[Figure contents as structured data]
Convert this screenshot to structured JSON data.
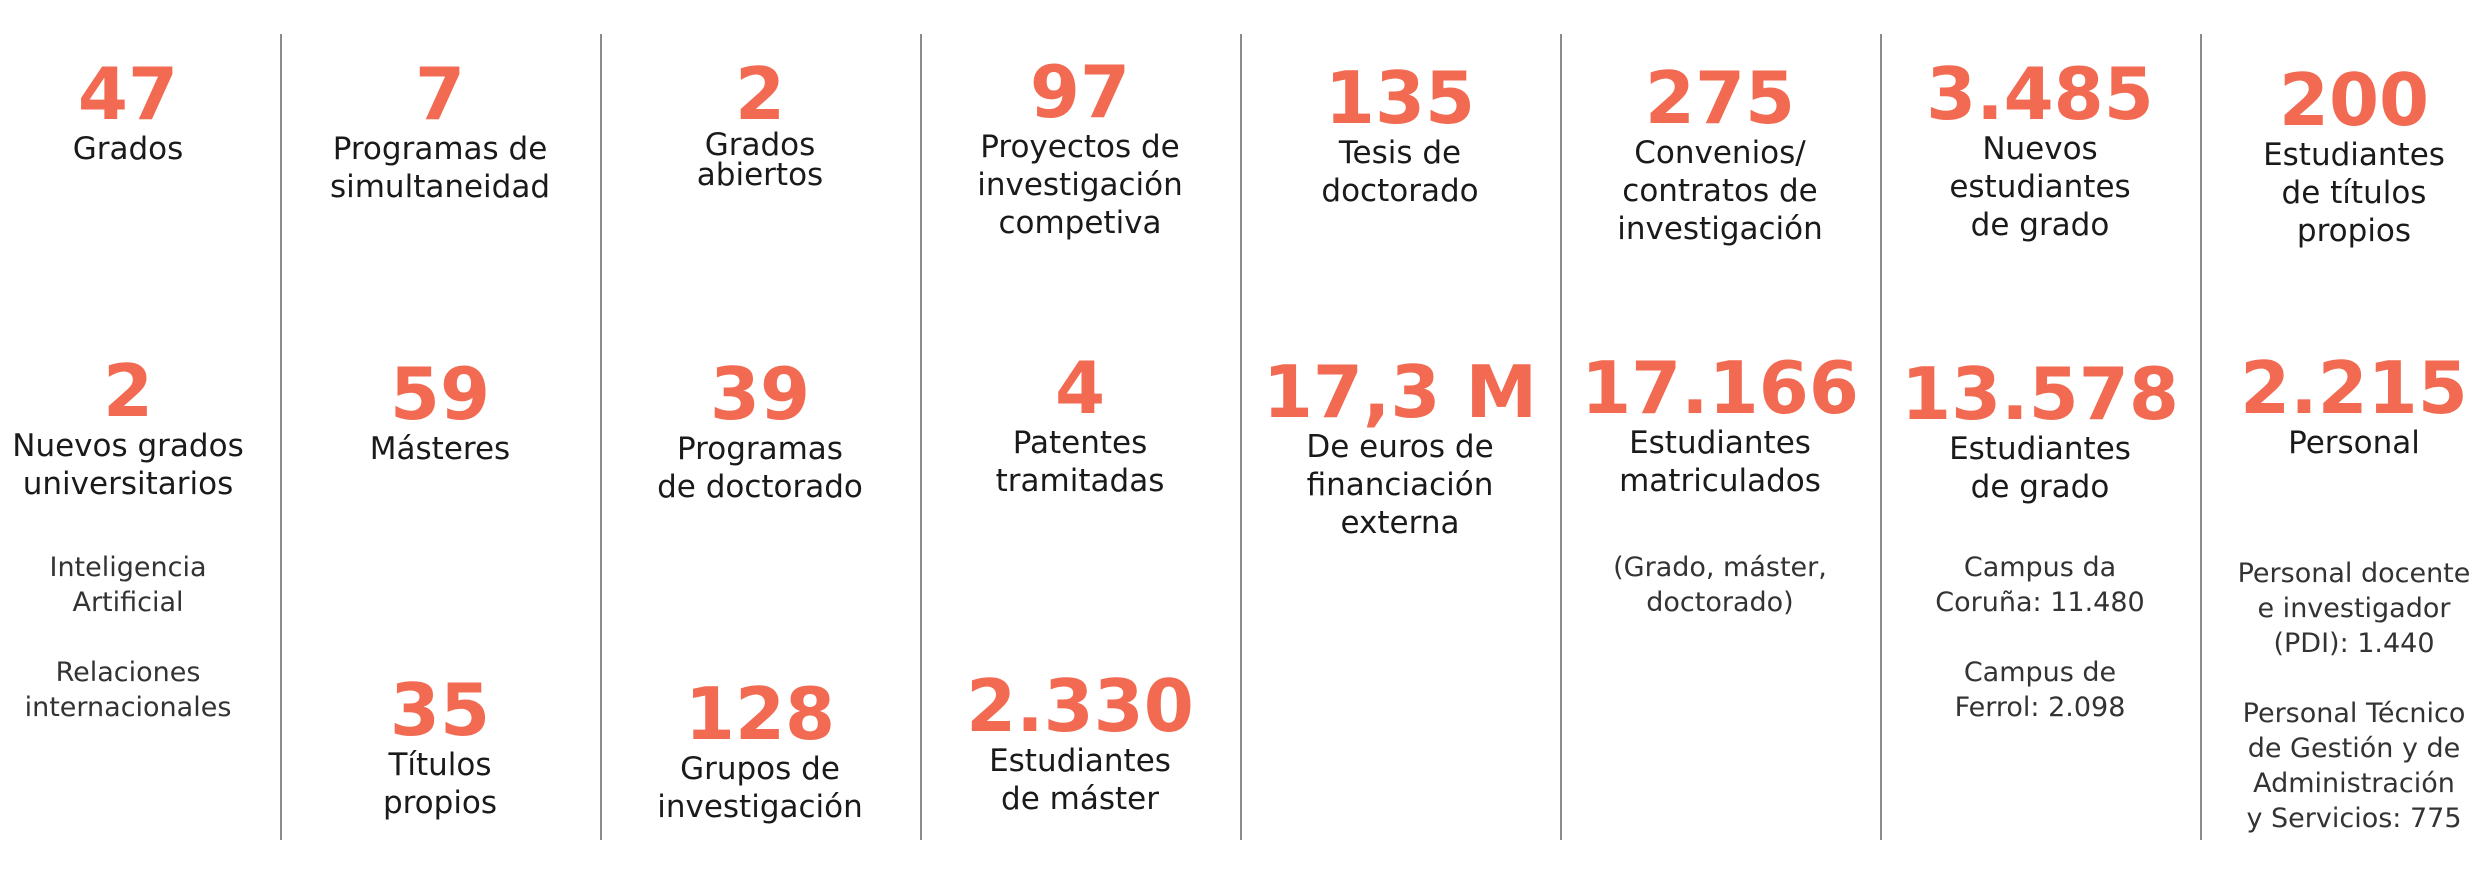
{
  "columns": [
    {
      "top": {
        "value": "47",
        "label": [
          "Grados"
        ]
      },
      "mid": {
        "value": "2",
        "label": [
          "Nuevos grados",
          "universitarios"
        ]
      },
      "notes": [
        [
          "Inteligencia",
          "Artificial"
        ],
        [
          "Relaciones",
          "internacionales"
        ]
      ]
    },
    {
      "top": {
        "value": "7",
        "label": [
          "Programas de",
          "simultaneidad"
        ]
      },
      "mid": {
        "value": "59",
        "label": [
          "Másteres"
        ]
      },
      "bottom": {
        "value": "35",
        "label": [
          "Títulos",
          "propios"
        ]
      }
    },
    {
      "top": {
        "value": "2",
        "label": [
          "Grados",
          "abiertos"
        ]
      },
      "mid": {
        "value": "39",
        "label": [
          "Programas",
          "de doctorado"
        ]
      },
      "bottom": {
        "value": "128",
        "label": [
          "Grupos de",
          "investigación"
        ]
      }
    },
    {
      "top": {
        "value": "97",
        "label": [
          "Proyectos de",
          "investigación",
          "competiva"
        ]
      },
      "mid": {
        "value": "4",
        "label": [
          "Patentes",
          "tramitadas"
        ]
      },
      "bottom": {
        "value": "2.330",
        "label": [
          "Estudiantes",
          "de máster"
        ]
      }
    },
    {
      "top": {
        "value": "135",
        "label": [
          "Tesis de",
          "doctorado"
        ]
      },
      "mid": {
        "value": "17,3 M",
        "label": [
          "De euros de",
          "financiación",
          "externa"
        ]
      }
    },
    {
      "top": {
        "value": "275",
        "label": [
          "Convenios/",
          "contratos de",
          "investigación"
        ]
      },
      "mid": {
        "value": "17.166",
        "label": [
          "Estudiantes",
          "matriculados"
        ]
      },
      "notes": [
        [
          "(Grado, máster,",
          "doctorado)"
        ]
      ]
    },
    {
      "top": {
        "value": "3.485",
        "label": [
          "Nuevos",
          "estudiantes",
          "de grado"
        ]
      },
      "mid": {
        "value": "13.578",
        "label": [
          "Estudiantes",
          "de grado"
        ]
      },
      "notes": [
        [
          "Campus da",
          "Coruña: 11.480"
        ],
        [
          "Campus de",
          "Ferrol: 2.098"
        ]
      ]
    },
    {
      "top": {
        "value": "200",
        "label": [
          "Estudiantes",
          "de títulos",
          "propios"
        ]
      },
      "mid": {
        "value": "2.215",
        "label": [
          "Personal"
        ]
      },
      "notes": [
        [
          "Personal docente",
          "e investigador",
          "(PDI): 1.440"
        ],
        [
          "Personal Técnico",
          "de Gestión y de",
          "Administración",
          "y Servicios: 775"
        ]
      ]
    }
  ],
  "colors": {
    "accent": "#f26a52",
    "text": "#1a1a1a",
    "divider": "#8c8c8c"
  }
}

Task to carry out
Which lines include the word "Personal"? Copy every one of them.

Correct result
          "Personal"
          "Personal docente",
          "Personal Técnico",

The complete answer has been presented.